━━ AVAILABLE RECORDS ━━

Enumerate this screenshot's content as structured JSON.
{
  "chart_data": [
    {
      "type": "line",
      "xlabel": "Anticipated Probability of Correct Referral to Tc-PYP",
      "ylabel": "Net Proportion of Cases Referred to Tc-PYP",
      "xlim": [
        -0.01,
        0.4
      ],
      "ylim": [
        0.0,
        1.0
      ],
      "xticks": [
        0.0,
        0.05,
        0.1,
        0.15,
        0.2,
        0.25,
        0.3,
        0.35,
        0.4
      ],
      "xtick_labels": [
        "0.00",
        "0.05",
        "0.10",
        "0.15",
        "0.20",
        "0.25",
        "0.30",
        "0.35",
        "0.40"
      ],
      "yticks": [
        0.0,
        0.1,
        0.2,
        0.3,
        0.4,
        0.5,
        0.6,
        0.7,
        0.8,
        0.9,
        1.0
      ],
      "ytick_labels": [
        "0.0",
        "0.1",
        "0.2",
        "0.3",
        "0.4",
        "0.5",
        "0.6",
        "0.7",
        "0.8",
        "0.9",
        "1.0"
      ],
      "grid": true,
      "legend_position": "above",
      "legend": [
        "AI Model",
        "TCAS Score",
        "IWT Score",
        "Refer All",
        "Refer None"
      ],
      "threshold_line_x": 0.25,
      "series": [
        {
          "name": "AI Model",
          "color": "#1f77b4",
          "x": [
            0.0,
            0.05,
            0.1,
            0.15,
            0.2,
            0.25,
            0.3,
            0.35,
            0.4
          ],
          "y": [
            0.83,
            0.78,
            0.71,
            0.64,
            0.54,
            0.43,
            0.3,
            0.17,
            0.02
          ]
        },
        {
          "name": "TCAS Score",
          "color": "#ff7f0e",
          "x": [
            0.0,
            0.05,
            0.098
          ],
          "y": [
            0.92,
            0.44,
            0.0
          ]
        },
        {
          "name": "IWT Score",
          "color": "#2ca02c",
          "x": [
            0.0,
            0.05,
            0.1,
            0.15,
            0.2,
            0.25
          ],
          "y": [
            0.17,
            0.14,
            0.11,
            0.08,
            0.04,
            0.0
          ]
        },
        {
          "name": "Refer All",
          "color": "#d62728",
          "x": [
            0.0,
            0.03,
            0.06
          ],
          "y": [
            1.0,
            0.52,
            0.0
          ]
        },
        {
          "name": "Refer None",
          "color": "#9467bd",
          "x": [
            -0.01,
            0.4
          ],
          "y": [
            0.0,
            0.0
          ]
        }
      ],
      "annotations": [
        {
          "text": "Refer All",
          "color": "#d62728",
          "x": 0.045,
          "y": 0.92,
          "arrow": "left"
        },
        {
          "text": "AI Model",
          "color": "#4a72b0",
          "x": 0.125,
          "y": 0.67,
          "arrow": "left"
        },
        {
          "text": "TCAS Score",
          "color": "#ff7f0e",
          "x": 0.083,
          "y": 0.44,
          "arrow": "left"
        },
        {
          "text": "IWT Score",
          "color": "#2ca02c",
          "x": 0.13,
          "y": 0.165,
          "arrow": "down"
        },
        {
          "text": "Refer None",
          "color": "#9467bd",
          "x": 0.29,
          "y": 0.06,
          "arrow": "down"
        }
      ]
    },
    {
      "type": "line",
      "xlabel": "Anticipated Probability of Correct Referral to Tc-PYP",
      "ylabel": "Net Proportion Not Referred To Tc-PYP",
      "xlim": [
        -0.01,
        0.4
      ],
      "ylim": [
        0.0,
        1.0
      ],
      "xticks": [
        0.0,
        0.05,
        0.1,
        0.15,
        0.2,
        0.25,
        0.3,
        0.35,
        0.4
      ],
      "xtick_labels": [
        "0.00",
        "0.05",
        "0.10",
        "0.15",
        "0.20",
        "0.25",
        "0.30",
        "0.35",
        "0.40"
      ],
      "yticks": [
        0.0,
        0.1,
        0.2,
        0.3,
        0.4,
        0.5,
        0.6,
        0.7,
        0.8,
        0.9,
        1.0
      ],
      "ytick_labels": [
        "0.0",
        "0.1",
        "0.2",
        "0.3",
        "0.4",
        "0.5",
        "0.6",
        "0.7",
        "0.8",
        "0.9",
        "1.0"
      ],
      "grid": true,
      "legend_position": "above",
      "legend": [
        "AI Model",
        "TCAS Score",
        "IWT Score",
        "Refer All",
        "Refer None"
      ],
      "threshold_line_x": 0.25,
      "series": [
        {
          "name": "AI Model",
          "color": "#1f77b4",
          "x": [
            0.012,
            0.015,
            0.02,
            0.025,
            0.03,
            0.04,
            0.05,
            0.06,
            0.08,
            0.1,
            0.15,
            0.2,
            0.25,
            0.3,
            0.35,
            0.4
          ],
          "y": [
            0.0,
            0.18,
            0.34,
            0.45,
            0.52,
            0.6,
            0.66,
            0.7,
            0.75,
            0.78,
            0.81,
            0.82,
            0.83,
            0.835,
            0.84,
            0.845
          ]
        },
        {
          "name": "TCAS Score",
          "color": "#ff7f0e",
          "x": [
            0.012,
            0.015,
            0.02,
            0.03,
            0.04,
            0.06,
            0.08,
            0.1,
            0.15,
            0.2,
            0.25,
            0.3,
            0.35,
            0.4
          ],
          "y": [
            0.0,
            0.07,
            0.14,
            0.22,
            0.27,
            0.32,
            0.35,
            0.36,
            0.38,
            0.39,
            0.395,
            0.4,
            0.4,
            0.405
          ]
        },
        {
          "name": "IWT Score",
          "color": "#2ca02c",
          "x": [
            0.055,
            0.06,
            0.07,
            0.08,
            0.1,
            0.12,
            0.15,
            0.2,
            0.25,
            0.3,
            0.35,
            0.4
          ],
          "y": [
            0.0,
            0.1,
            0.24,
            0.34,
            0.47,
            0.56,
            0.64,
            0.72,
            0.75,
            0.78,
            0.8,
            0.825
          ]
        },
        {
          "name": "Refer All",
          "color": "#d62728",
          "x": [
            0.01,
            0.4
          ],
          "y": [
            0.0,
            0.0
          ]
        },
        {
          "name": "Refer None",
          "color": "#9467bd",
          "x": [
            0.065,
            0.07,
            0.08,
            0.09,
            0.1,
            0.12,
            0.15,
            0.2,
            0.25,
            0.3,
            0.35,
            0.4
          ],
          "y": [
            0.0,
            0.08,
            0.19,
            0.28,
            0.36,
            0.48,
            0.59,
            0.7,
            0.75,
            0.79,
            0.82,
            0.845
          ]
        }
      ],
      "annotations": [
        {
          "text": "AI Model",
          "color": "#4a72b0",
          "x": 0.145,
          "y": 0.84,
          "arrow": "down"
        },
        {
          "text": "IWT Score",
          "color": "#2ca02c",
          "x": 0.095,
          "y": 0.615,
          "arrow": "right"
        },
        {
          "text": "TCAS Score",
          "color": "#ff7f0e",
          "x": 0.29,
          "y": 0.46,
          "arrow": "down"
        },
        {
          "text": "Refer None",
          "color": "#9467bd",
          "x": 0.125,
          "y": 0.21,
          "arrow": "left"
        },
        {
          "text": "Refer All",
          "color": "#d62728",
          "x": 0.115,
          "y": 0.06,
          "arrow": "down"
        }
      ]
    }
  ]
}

━━━

GOAL:
Exactly as written, please output every entry.

RESPONSE TO THE TASK:
Enumerate this screenshot's content as structured JSON.
{
  "chart_data": [
    {
      "type": "line",
      "xlabel": "Anticipated Probability of Correct Referral to Tc-PYP",
      "ylabel": "Net Proportion of Cases Referred to Tc-PYP",
      "xlim": [
        -0.01,
        0.4
      ],
      "ylim": [
        0.0,
        1.0
      ],
      "xticks": [
        0.0,
        0.05,
        0.1,
        0.15,
        0.2,
        0.25,
        0.3,
        0.35,
        0.4
      ],
      "xtick_labels": [
        "0.00",
        "0.05",
        "0.10",
        "0.15",
        "0.20",
        "0.25",
        "0.30",
        "0.35",
        "0.40"
      ],
      "yticks": [
        0.0,
        0.1,
        0.2,
        0.3,
        0.4,
        0.5,
        0.6,
        0.7,
        0.8,
        0.9,
        1.0
      ],
      "ytick_labels": [
        "0.0",
        "0.1",
        "0.2",
        "0.3",
        "0.4",
        "0.5",
        "0.6",
        "0.7",
        "0.8",
        "0.9",
        "1.0"
      ],
      "grid": true,
      "legend_position": "above",
      "legend": [
        "AI Model",
        "TCAS Score",
        "IWT Score",
        "Refer All",
        "Refer None"
      ],
      "threshold_line_x": 0.25,
      "series": [
        {
          "name": "AI Model",
          "color": "#1f77b4",
          "x": [
            0.0,
            0.05,
            0.1,
            0.15,
            0.2,
            0.25,
            0.3,
            0.35,
            0.4
          ],
          "y": [
            0.83,
            0.78,
            0.71,
            0.64,
            0.54,
            0.43,
            0.3,
            0.17,
            0.02
          ]
        },
        {
          "name": "TCAS Score",
          "color": "#ff7f0e",
          "x": [
            0.0,
            0.05,
            0.098
          ],
          "y": [
            0.92,
            0.44,
            0.0
          ]
        },
        {
          "name": "IWT Score",
          "color": "#2ca02c",
          "x": [
            0.0,
            0.05,
            0.1,
            0.15,
            0.2,
            0.25
          ],
          "y": [
            0.17,
            0.14,
            0.11,
            0.08,
            0.04,
            0.0
          ]
        },
        {
          "name": "Refer All",
          "color": "#d62728",
          "x": [
            0.0,
            0.03,
            0.06
          ],
          "y": [
            1.0,
            0.52,
            0.0
          ]
        },
        {
          "name": "Refer None",
          "color": "#9467bd",
          "x": [
            -0.01,
            0.4
          ],
          "y": [
            0.0,
            0.0
          ]
        }
      ],
      "annotations": [
        {
          "text": "Refer All",
          "color": "#d62728",
          "x": 0.045,
          "y": 0.92,
          "arrow": "left"
        },
        {
          "text": "AI Model",
          "color": "#4a72b0",
          "x": 0.125,
          "y": 0.67,
          "arrow": "left"
        },
        {
          "text": "TCAS Score",
          "color": "#ff7f0e",
          "x": 0.083,
          "y": 0.44,
          "arrow": "left"
        },
        {
          "text": "IWT Score",
          "color": "#2ca02c",
          "x": 0.13,
          "y": 0.165,
          "arrow": "down"
        },
        {
          "text": "Refer None",
          "color": "#9467bd",
          "x": 0.29,
          "y": 0.06,
          "arrow": "down"
        }
      ]
    },
    {
      "type": "line",
      "xlabel": "Anticipated Probability of Correct Referral to Tc-PYP",
      "ylabel": "Net Proportion Not Referred To Tc-PYP",
      "xlim": [
        -0.01,
        0.4
      ],
      "ylim": [
        0.0,
        1.0
      ],
      "xticks": [
        0.0,
        0.05,
        0.1,
        0.15,
        0.2,
        0.25,
        0.3,
        0.35,
        0.4
      ],
      "xtick_labels": [
        "0.00",
        "0.05",
        "0.10",
        "0.15",
        "0.20",
        "0.25",
        "0.30",
        "0.35",
        "0.40"
      ],
      "yticks": [
        0.0,
        0.1,
        0.2,
        0.3,
        0.4,
        0.5,
        0.6,
        0.7,
        0.8,
        0.9,
        1.0
      ],
      "ytick_labels": [
        "0.0",
        "0.1",
        "0.2",
        "0.3",
        "0.4",
        "0.5",
        "0.6",
        "0.7",
        "0.8",
        "0.9",
        "1.0"
      ],
      "grid": true,
      "legend_position": "above",
      "legend": [
        "AI Model",
        "TCAS Score",
        "IWT Score",
        "Refer All",
        "Refer None"
      ],
      "threshold_line_x": 0.25,
      "series": [
        {
          "name": "AI Model",
          "color": "#1f77b4",
          "x": [
            0.012,
            0.015,
            0.02,
            0.025,
            0.03,
            0.04,
            0.05,
            0.06,
            0.08,
            0.1,
            0.15,
            0.2,
            0.25,
            0.3,
            0.35,
            0.4
          ],
          "y": [
            0.0,
            0.18,
            0.34,
            0.45,
            0.52,
            0.6,
            0.66,
            0.7,
            0.75,
            0.78,
            0.81,
            0.82,
            0.83,
            0.835,
            0.84,
            0.845
          ]
        },
        {
          "name": "TCAS Score",
          "color": "#ff7f0e",
          "x": [
            0.012,
            0.015,
            0.02,
            0.03,
            0.04,
            0.06,
            0.08,
            0.1,
            0.15,
            0.2,
            0.25,
            0.3,
            0.35,
            0.4
          ],
          "y": [
            0.0,
            0.07,
            0.14,
            0.22,
            0.27,
            0.32,
            0.35,
            0.36,
            0.38,
            0.39,
            0.395,
            0.4,
            0.4,
            0.405
          ]
        },
        {
          "name": "IWT Score",
          "color": "#2ca02c",
          "x": [
            0.055,
            0.06,
            0.07,
            0.08,
            0.1,
            0.12,
            0.15,
            0.2,
            0.25,
            0.3,
            0.35,
            0.4
          ],
          "y": [
            0.0,
            0.1,
            0.24,
            0.34,
            0.47,
            0.56,
            0.64,
            0.72,
            0.75,
            0.78,
            0.8,
            0.825
          ]
        },
        {
          "name": "Refer All",
          "color": "#d62728",
          "x": [
            0.01,
            0.4
          ],
          "y": [
            0.0,
            0.0
          ]
        },
        {
          "name": "Refer None",
          "color": "#9467bd",
          "x": [
            0.065,
            0.07,
            0.08,
            0.09,
            0.1,
            0.12,
            0.15,
            0.2,
            0.25,
            0.3,
            0.35,
            0.4
          ],
          "y": [
            0.0,
            0.08,
            0.19,
            0.28,
            0.36,
            0.48,
            0.59,
            0.7,
            0.75,
            0.79,
            0.82,
            0.845
          ]
        }
      ],
      "annotations": [
        {
          "text": "AI Model",
          "color": "#4a72b0",
          "x": 0.145,
          "y": 0.84,
          "arrow": "down"
        },
        {
          "text": "IWT Score",
          "color": "#2ca02c",
          "x": 0.095,
          "y": 0.615,
          "arrow": "right"
        },
        {
          "text": "TCAS Score",
          "color": "#ff7f0e",
          "x": 0.29,
          "y": 0.46,
          "arrow": "down"
        },
        {
          "text": "Refer None",
          "color": "#9467bd",
          "x": 0.125,
          "y": 0.21,
          "arrow": "left"
        },
        {
          "text": "Refer All",
          "color": "#d62728",
          "x": 0.115,
          "y": 0.06,
          "arrow": "down"
        }
      ]
    }
  ]
}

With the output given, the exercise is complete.